Objective.
List each line of the data in which the string "吾妻之美我者" appears.
▶
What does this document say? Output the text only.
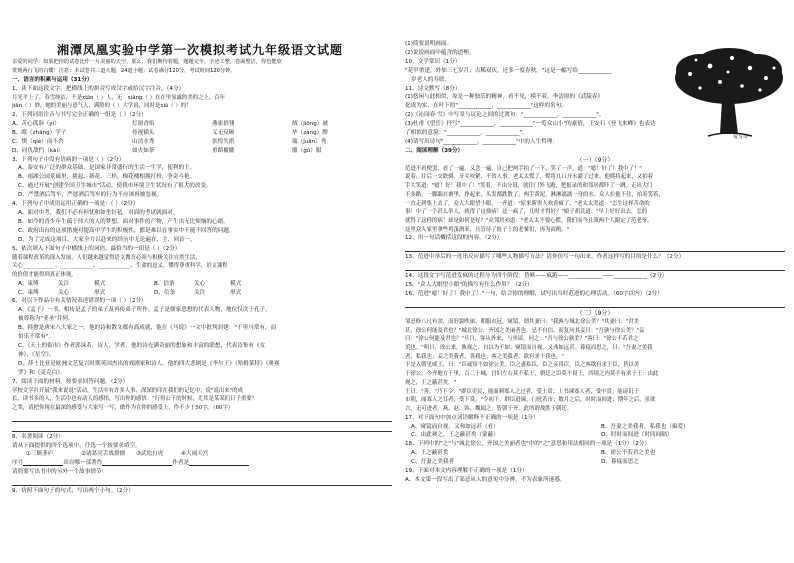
湘潭凤凰实验中学第一次模拟考试九年级语文试题
亲爱的同学：如果把你的试卷比作一片美丽的天空，那么，我们期待着题，题题完全，字迹工整，卷面整洁，你也能欣
赏到两行飞的白鹭！注意：本试卷共三道大题，24道小题；试卷满分120分，考试时间120分钟。
一、语言的积累与运用（31分）
1、读下面这段文字，把横线上的拼音写成汉字或给汉字注音。（4分）
月光平上了，春雪纯洁，不是xiān（ ）人，无　xiāng（ ）在在里显露的美的之上。百年
jiān（ ）妙，她的美丽与意气人，满脸的（ ）大学说，同时是xiā（ ）的！
2、下列词语注音与书写完全正确的一组是（ ）（2分）
A、苦心孤诣（yì）	灯窗香焰	燕雀拾翎	绒（jiōng）被
B、瞠（zhāng）学子	骨视猫头	义无反顾	毕（zàng）牌
C、锲（qiè）而不舍	山清水秀	张惶失措	瑞（juān）秀
D、同仇敌忾（kài）	如火如荼	重蹈覆辙	骼（gǔ）服
3、下列句子中没有语病的一项是（ ）（2分）
A、泰安有广泛的群众基础，是国家非常盛行的生活一生学，使利的主。
B、雨湖公园景廊里，挑起、新花、三桂，梅花楼相拥打扮，争奇斗艳。
C、通过开展"创建全国卫生城市"活动，使我市环境卫生状况有了很大的改变。
D、严禁酒后驾车，严惩酒后驾车的行为不应该再被忽视。
4、下列句子中成语运用正确的一项是：（ ）（2分）
A、面对中考，我们不必有担忧和如坐针毡。对面的考试就面对。
B、如今的青少年生疏于伟大的人的梦想，面对事件的产物，产生出无比烦恼的心绪。
C、政府出台的这项措施对提高中学生的积极性，都是难以在事实中不能不回答的问题。
D、为了完成这项目，大家全力以赴来的经历中无论遍在，主，回首一。
5、依次填入下面句子中横线上的词语，最恰当的一组是（ ）（2分）
随着课程改革的深入发展，人们越来越觉得语文教育必须与积极关注自然生活，
关心____________、____________、____________、生命的意义，懂得尊重科学，语文课程
的价值才能得到真正体现。
A、束缚	关注	模式	B、信条	关心	模式
C、束缚	关心	形式	D、信条	关注	形式
6、对以下作品中有关情况表述错误的一项（ ）（2分）
A、《孟子》一书，相传是孟子的弟子及再传弟子所作。孟子是儒家思想的代表人物，地位仅次于孔子，
被尊称为"亚圣"并列。
B、韩愈是唐宋八大家之一，他的诗和散文都有高成就，他在《马说》一文中批判封建："千里马常有，而
伯乐不常有"。
C、《天上的街市》作者郭沫若，诗人，学者，他的诗充满奇丽的想象和丰富的联想，代表诗集有《女
神》，《星空》。
D、莎士比亚是欧洲文艺复兴时期英国杰出的戏剧家和诗人，他的四大悲剧是《李尔王》《哈姆莱特》《奥赛
罗》和《麦克白》。
7、阅读下面的材料，按要求回答问题。（2分）
学校文学社开展"我来说说"活动，生活中有许多人事，深深的印在我们的记忆中，说"说出来"的成
长，读书多的人，生活中也有动人的感悟，写出你的感悟："行得公下的时候，尤其是某某们日子重要"
之类，请把你现在最深的感受与大家写一写，做作为在你的感受上，作不少于50字。（60字）
8、名著阅读（2分）
请从下面提供的四个选项中，任选一个按要求填空。
①三顾茅庐	②诸葛亮舌战群儒	③武松打虎	④大闹天宫
序号	出自哪一部著作	作者是
请简要写出书中的另外一个故事情节：
9、仿照下面句子的句式，写出两个小句。（2分）
(1)简要说明画面。
(2)说说画面中蕴含的道理。
10、文学常识（1分）
"花甲重逢，外加三七岁月；古稀双庆，还多一度春秋。"这是一幅写给____________
岁老人的寿联。
11、诗文默写（8分）
(1)悠闲与此相似，原是一种独乐的精神，看不见，摸不着。李清照的《武陵春》
化成为实，在叶下的"____________，____________"这样的名句。
(2)《沁园春·雪》中写景与议论之间的过渡句："____________，____________"。
(3)杜甫《望岳》抒写"____________，____________"一览众山小"的豪情，王安石《登飞来峰》也表达
了相似的意境："____________，____________"。
(4)请写出诗句"____________，____________"中的人生哲理：
二、阅读理解（39分）
（一）（9分）
范进不看便罢，看了一遍，又念一遍，自己把两手拍了一下，笑了一声，道："噫！好了！我中了！"
说着，往后一交跌倒，牙关咬紧，不省人事。老太太慌了，慌将几口开水灌了过来。他爬将起来，又拍着
手大笑道："噫！好！我中了！"笑着，不由分说，就往门外飞跑，把报录的和邻居都吓了一跳。走出大门
不多路，一脚踹在塘里，挣起来，头发都跌散了，两手黄泥，淋淋漓漓一身的水。众人拉他不住，拍着笑着，
一直走到集上去了。众人大眼望小眼，一齐道："原来新贵人欢喜疯了。"老太太哭道："怎生这样苦命的
事！中了一个甚么举人，就得了这拙病！这一疯了，几时才得好？"娘子胡氏道："早上好好出去，怎的
就得了这样的病！却是如何是好？"众邻居劝道："老太太不要心慌。我们而今且派两个人跟定了范老爷。
这里众人家里拿些鸡蛋酒米，且管待了报子上的老爹们，再为商酌。"
12、用一句话概括这段的内容。（2分）
13、范进中举后的一连串反应描写了哪些人物描写方法？请你仿写一句出来，作者这样写的目的是什么？（2分）
14、这段文字写范进发疯的过程分为四个阶段：昏厥——疯跑——____________——____________（2分）
15、"众人大眼望小眼"的描写有什么作用？（2分）
16、范进"噫！好了！我中了！"一句，结合你的理解，试写出当时范进的心理活动。（60字以内）（2分）
（二）（9分）
邹忌修八尺有余，而形貌昳丽。朝服衣冠，窥镜，谓其妻曰："我孰与城北徐公美？"其妻曰："君美
甚，徐公何能及君也？"城北徐公，齐国之美丽者也。忌不自信，而复问其妾曰："吾孰与徐公美？"妾
曰："徐公何能及君也？"旦日，客从外来，与坐谈，问之："吾与徐公孰美？"客曰："徐公不若君之
美也。"明日，徐公来，孰视之，自以为不如；窥镜而自视，又弗如远甚。暮寝而思之，曰："吾妻之美我
者，私我也；妾之美我者，畏我也；客之美我者，欲有求于我也。"
于是入朝见威王，曰："臣诚知不如徐公美。臣之妻私臣，臣之妾畏臣，臣之客欲有求于臣，皆以美
于徐公。今齐地方千里，百二十城，宫妇左右莫不私王，朝廷之臣莫不畏王，四境之内莫不有求于王：由此
观之，王之蔽甚矣。"
王曰："善。"乃下令："群臣吏民，能面刺寡人之过者，受上赏；上书谏寡人者，受中赏；能谤讥于
市朝，闻寡人之耳者，受下赏。"令初下，群臣进谏，门庭若市；数月之后，时时而间进；期年之后，虽欲
言，无可进者。燕、赵、韩、魏闻之，皆朝于齐。此所谓战胜于朝廷。
17、对下面句中加点词语解释不正确的一项是（1分）
A、窥镜而自视，又弗如远甚（看）	B、吾妻之美我者，私我也（偏爱）
C、由此观之，王之蔽甚矣（蒙蔽）	D、时时而间进（时间间隔）
18、下列中的"之"与"城北徐公，齐国之美丽者也"中的"之"意思和用法相同的一项是（1分）（2分）
A、王之蔽甚矣	B、徐公不若君之美也
C、吾妻之美我者	D、暮寝而思之
19、下面对本文内容理解不正确的一项是（1分）
A、本文第一段写出了邹忌从人的意见中分辨，不为表象所迷惑。
爱写诗
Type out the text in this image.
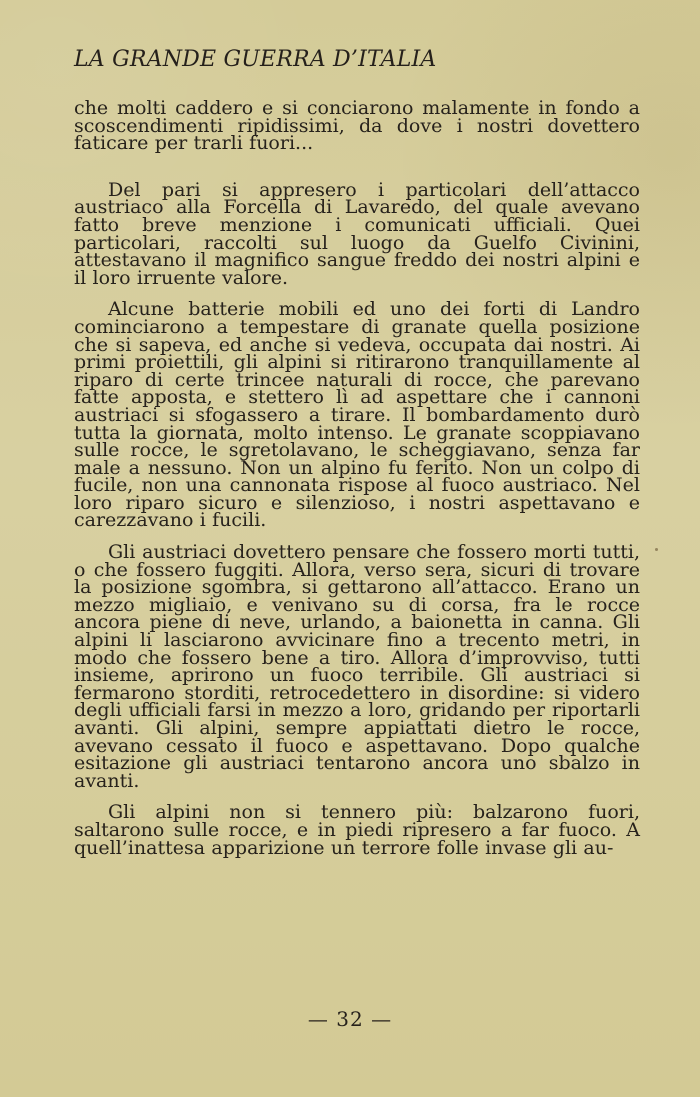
LA GRANDE GUERRA D’ITALIA

che molti caddero e si conciarono malamente in fondo a scoscendimenti ripidissimi, da dove i nostri dovettero faticare per trarli fuori...

Del pari si appresero i particolari dell’attacco austriaco alla Forcella di Lavaredo, del quale avevano fatto breve menzione i comunicati ufficiali. Quei particolari, raccolti sul luogo da Guelfo Civinini, attestavano il magnifico sangue freddo dei nostri alpini e il loro irruente valore.

Alcune batterie mobili ed uno dei forti di Landro cominciarono a tempestare di granate quella posizione che si sapeva, ed anche si vedeva, occupata dai nostri. Ai primi proiettili, gli alpini si ritirarono tranquillamente al riparo di certe trincee naturali di rocce, che parevano fatte apposta, e stettero lì ad aspettare che i cannoni austriaci si sfogassero a tirare. Il bombardamento durò tutta la giornata, molto intenso. Le granate scoppiavano sulle rocce, le sgretolavano, le scheggiavano, senza far male a nessuno. Non un alpino fu ferito. Non un colpo di fucile, non una cannonata rispose al fuoco austriaco. Nel loro riparo sicuro e silenzioso, i nostri aspettavano e carezzavano i fucili.

Gli austriaci dovettero pensare che fossero morti tutti, o che fossero fuggiti. Allora, verso sera, sicuri di trovare la posizione sgombra, si gettarono all’attacco. Erano un mezzo migliaio, e venivano su di corsa, fra le rocce ancora piene di neve, urlando, a baionetta in canna. Gli alpini li lasciarono avvicinare fino a trecento metri, in modo che fossero bene a tiro. Allora d’improvviso, tutti insieme, aprirono un fuoco terribile. Gli austriaci si fermarono storditi, retrocedettero in disordine: si videro degli ufficiali farsi in mezzo a loro, gridando per riportarli avanti. Gli alpini, sempre appiattati dietro le rocce, avevano cessato il fuoco e aspettavano. Dopo qualche esitazione gli austriaci tentarono ancora uno sbalzo in avanti.

Gli alpini non si tennero più: balzarono fuori, saltarono sulle rocce, e in piedi ripresero a far fuoco. A quell’inattesa apparizione un terrore folle invase gli au-

— 32 —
◀
Finished exercise.
A、窥镜而自视，又弗如远甚（看）	B、吾妻之美我者，私我也（偏爱）
C、吾妻之美我者	D、暮寝而思之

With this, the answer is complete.